═════ Records for the task

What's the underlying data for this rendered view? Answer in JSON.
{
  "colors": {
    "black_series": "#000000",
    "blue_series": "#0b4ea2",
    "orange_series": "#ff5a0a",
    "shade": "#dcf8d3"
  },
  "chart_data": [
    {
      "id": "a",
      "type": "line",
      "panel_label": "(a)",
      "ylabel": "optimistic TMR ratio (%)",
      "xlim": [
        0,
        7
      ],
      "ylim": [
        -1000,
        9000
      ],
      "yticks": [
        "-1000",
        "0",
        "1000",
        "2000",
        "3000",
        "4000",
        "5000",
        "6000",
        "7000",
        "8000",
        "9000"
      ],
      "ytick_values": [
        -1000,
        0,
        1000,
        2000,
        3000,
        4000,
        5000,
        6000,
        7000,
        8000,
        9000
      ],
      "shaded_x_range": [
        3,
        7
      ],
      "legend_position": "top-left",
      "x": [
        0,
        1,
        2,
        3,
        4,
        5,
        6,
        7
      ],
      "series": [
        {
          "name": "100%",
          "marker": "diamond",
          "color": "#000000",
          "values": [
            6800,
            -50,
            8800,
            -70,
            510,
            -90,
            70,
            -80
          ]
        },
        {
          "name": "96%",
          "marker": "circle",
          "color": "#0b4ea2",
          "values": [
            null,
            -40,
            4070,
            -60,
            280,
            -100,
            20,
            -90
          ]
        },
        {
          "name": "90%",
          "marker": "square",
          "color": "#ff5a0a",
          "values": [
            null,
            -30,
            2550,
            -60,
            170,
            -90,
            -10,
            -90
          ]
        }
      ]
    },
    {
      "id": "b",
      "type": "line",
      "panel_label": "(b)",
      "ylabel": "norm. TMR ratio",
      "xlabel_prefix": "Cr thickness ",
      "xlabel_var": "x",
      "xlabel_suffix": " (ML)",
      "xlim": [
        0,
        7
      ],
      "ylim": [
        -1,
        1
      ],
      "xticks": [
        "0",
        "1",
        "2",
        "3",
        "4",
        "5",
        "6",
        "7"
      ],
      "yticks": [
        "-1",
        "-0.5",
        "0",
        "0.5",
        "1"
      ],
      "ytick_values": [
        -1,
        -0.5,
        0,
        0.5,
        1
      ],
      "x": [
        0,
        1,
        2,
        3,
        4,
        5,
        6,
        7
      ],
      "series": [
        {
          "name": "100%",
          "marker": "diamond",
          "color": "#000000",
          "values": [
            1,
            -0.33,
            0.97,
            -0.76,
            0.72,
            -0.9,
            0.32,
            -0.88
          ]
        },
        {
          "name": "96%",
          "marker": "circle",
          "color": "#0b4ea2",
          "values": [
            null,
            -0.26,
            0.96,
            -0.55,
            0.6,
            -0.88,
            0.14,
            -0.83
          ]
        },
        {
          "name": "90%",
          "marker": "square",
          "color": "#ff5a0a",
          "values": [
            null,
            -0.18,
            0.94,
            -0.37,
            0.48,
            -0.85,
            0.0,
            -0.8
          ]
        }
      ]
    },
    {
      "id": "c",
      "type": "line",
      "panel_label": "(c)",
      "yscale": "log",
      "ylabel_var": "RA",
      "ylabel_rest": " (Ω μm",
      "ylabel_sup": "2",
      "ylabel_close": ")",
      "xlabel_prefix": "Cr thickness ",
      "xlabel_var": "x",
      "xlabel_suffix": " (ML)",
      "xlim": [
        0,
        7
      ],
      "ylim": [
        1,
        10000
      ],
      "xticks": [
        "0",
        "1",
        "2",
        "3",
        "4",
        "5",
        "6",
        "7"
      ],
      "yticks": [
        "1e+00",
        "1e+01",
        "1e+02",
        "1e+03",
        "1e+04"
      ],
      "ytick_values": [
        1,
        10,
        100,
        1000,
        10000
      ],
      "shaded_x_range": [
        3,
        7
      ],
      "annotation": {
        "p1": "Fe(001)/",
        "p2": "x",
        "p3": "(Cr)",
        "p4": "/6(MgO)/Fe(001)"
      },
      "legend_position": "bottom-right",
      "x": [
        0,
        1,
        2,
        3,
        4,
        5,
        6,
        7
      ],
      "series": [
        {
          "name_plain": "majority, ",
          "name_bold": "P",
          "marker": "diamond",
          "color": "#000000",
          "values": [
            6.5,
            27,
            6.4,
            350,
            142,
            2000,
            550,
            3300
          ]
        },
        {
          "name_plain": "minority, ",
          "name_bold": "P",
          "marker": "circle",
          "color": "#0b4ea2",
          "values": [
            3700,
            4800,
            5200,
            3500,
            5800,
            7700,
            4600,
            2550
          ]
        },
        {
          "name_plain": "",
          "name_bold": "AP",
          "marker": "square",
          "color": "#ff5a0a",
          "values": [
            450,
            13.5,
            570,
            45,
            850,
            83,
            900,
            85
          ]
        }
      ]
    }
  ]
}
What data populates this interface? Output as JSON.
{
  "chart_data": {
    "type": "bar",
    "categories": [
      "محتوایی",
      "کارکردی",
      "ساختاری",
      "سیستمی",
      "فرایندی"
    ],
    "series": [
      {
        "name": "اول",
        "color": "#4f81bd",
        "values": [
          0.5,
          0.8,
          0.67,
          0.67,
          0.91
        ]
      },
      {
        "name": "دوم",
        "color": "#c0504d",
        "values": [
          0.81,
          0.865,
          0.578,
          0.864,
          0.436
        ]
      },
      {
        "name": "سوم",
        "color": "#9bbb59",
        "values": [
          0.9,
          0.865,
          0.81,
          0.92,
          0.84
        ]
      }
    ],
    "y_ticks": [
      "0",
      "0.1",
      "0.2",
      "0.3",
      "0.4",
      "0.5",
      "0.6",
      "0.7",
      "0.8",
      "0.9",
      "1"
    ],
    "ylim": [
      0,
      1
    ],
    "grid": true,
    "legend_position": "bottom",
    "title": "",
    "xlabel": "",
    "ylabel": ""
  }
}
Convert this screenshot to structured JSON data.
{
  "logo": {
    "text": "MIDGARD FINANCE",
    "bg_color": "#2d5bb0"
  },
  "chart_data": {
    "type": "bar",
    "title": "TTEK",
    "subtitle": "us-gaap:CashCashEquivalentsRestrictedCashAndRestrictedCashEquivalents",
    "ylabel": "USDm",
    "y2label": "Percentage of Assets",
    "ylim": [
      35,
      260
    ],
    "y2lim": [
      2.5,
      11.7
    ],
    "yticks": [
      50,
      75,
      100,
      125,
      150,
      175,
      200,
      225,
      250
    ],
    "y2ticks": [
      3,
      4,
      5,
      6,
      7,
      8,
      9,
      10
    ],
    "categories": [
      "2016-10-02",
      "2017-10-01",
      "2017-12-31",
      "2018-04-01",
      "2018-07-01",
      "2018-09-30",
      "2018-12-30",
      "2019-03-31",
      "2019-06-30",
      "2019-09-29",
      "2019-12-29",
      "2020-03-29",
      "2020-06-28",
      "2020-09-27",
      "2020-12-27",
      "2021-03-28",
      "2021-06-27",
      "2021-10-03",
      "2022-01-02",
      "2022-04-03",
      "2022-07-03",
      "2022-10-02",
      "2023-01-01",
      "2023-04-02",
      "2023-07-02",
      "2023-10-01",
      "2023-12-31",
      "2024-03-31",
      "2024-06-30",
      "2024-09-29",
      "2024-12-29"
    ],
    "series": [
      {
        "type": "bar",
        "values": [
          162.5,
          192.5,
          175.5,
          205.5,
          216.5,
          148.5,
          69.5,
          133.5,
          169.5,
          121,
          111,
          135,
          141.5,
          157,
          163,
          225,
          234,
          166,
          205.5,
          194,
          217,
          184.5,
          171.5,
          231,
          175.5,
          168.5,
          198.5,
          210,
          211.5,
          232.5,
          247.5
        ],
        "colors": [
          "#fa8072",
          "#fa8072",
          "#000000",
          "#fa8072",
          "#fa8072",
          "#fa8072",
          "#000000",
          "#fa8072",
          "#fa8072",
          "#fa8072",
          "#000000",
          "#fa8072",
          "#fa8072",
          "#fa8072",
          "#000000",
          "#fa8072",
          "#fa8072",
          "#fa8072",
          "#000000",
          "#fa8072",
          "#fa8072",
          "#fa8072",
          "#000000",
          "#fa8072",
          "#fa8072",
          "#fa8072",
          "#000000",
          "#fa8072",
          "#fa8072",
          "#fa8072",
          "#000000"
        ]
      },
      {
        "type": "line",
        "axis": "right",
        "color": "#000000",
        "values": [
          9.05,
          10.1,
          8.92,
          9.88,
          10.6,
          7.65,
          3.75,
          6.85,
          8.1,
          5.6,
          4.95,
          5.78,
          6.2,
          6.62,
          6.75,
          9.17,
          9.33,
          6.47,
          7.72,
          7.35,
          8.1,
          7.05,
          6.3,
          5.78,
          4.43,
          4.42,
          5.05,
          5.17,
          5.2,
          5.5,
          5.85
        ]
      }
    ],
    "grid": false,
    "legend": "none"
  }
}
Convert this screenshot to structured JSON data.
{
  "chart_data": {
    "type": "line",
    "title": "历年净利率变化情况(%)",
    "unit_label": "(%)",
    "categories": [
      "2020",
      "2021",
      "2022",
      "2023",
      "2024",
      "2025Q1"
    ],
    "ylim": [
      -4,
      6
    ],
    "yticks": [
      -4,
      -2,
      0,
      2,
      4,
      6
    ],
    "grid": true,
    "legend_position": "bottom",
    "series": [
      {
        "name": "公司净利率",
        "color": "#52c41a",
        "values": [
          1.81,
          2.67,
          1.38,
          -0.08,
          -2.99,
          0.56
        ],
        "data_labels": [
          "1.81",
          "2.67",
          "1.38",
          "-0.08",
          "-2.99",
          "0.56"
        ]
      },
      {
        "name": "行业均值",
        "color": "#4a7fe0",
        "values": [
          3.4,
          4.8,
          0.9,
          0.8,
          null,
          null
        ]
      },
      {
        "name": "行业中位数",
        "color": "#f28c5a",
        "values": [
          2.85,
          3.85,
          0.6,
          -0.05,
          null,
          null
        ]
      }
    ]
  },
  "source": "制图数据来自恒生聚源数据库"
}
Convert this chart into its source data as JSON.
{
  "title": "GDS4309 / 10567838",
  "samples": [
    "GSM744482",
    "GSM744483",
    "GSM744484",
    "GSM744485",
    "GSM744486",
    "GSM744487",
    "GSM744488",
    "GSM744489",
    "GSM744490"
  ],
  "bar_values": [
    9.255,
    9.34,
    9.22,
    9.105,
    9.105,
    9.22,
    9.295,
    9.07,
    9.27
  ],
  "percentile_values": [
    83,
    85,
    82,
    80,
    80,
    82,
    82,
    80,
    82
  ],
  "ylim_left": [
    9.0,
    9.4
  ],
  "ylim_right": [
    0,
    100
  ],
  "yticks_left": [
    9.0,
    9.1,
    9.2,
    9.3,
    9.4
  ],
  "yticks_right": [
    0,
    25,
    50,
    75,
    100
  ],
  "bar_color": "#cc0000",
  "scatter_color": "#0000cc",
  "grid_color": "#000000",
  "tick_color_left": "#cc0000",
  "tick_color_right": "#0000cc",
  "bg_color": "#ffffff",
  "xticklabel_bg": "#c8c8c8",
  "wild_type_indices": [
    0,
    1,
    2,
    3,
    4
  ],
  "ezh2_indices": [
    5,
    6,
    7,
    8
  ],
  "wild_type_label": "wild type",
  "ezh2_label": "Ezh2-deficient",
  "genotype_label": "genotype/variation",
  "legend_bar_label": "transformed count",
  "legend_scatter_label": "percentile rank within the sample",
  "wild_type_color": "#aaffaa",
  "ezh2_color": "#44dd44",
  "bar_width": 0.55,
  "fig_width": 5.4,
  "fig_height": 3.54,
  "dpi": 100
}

══════════

__Task directions__.
Print nothing but the lines from the line with "Convert this chart" to the last line of the records above. Both of those lines count.

__Finished task__.
Convert this chart into its source data as JSON.
{
  "title": "GDS4309 / 10567838",
  "samples": [
    "GSM744482",
    "GSM744483",
    "GSM744484",
    "GSM744485",
    "GSM744486",
    "GSM744487",
    "GSM744488",
    "GSM744489",
    "GSM744490"
  ],
  "bar_values": [
    9.255,
    9.34,
    9.22,
    9.105,
    9.105,
    9.22,
    9.295,
    9.07,
    9.27
  ],
  "percentile_values": [
    83,
    85,
    82,
    80,
    80,
    82,
    82,
    80,
    82
  ],
  "ylim_left": [
    9.0,
    9.4
  ],
  "ylim_right": [
    0,
    100
  ],
  "yticks_left": [
    9.0,
    9.1,
    9.2,
    9.3,
    9.4
  ],
  "yticks_right": [
    0,
    25,
    50,
    75,
    100
  ],
  "bar_color": "#cc0000",
  "scatter_color": "#0000cc",
  "grid_color": "#000000",
  "tick_color_left": "#cc0000",
  "tick_color_right": "#0000cc",
  "bg_color": "#ffffff",
  "xticklabel_bg": "#c8c8c8",
  "wild_type_indices": [
    0,
    1,
    2,
    3,
    4
  ],
  "ezh2_indices": [
    5,
    6,
    7,
    8
  ],
  "wild_type_label": "wild type",
  "ezh2_label": "Ezh2-deficient",
  "genotype_label": "genotype/variation",
  "legend_bar_label": "transformed count",
  "legend_scatter_label": "percentile rank within the sample",
  "wild_type_color": "#aaffaa",
  "ezh2_color": "#44dd44",
  "bar_width": 0.55,
  "fig_width": 5.4,
  "fig_height": 3.54,
  "dpi": 100
}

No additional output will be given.